- **SHORT TASK**:
Would you return all of this data exactly, leaving nothing out?

- **RECORDS PROVIDED**:

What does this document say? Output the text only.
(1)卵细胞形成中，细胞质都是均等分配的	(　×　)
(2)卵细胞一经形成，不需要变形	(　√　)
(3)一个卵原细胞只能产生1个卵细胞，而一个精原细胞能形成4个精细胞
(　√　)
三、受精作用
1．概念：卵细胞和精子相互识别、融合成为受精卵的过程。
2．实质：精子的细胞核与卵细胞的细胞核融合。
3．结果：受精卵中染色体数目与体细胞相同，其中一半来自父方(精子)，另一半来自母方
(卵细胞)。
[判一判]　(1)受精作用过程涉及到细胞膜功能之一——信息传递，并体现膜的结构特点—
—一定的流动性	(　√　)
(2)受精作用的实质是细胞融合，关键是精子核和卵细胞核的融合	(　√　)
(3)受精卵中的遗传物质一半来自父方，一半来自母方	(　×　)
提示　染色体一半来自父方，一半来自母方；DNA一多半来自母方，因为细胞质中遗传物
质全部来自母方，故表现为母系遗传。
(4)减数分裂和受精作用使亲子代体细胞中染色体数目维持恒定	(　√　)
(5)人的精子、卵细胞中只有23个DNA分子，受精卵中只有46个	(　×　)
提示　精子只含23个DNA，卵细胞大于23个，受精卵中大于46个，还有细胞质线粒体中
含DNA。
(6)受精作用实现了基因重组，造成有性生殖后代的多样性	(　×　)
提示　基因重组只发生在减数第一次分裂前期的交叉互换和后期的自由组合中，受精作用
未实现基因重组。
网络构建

- **PROBLEM SOLUTION**:
What does this document say? Output the text only.
(1)卵细胞形成中，细胞质都是均等分配的	(　×　)
(2)卵细胞一经形成，不需要变形	(　√　)
(3)一个卵原细胞只能产生1个卵细胞，而一个精原细胞能形成4个精细胞
(　√　)
三、受精作用
1．概念：卵细胞和精子相互识别、融合成为受精卵的过程。
2．实质：精子的细胞核与卵细胞的细胞核融合。
3．结果：受精卵中染色体数目与体细胞相同，其中一半来自父方(精子)，另一半来自母方
(卵细胞)。
[判一判]　(1)受精作用过程涉及到细胞膜功能之一——信息传递，并体现膜的结构特点—
—一定的流动性	(　√　)
(2)受精作用的实质是细胞融合，关键是精子核和卵细胞核的融合	(　√　)
(3)受精卵中的遗传物质一半来自父方，一半来自母方	(　×　)
提示　染色体一半来自父方，一半来自母方；DNA一多半来自母方，因为细胞质中遗传物
质全部来自母方，故表现为母系遗传。
(4)减数分裂和受精作用使亲子代体细胞中染色体数目维持恒定	(　√　)
(5)人的精子、卵细胞中只有23个DNA分子，受精卵中只有46个	(　×　)
提示　精子只含23个DNA，卵细胞大于23个，受精卵中大于46个，还有细胞质线粒体中
含DNA。
(6)受精作用实现了基因重组，造成有性生殖后代的多样性	(　×　)
提示　基因重组只发生在减数第一次分裂前期的交叉互换和后期的自由组合中，受精作用
未实现基因重组。
网络构建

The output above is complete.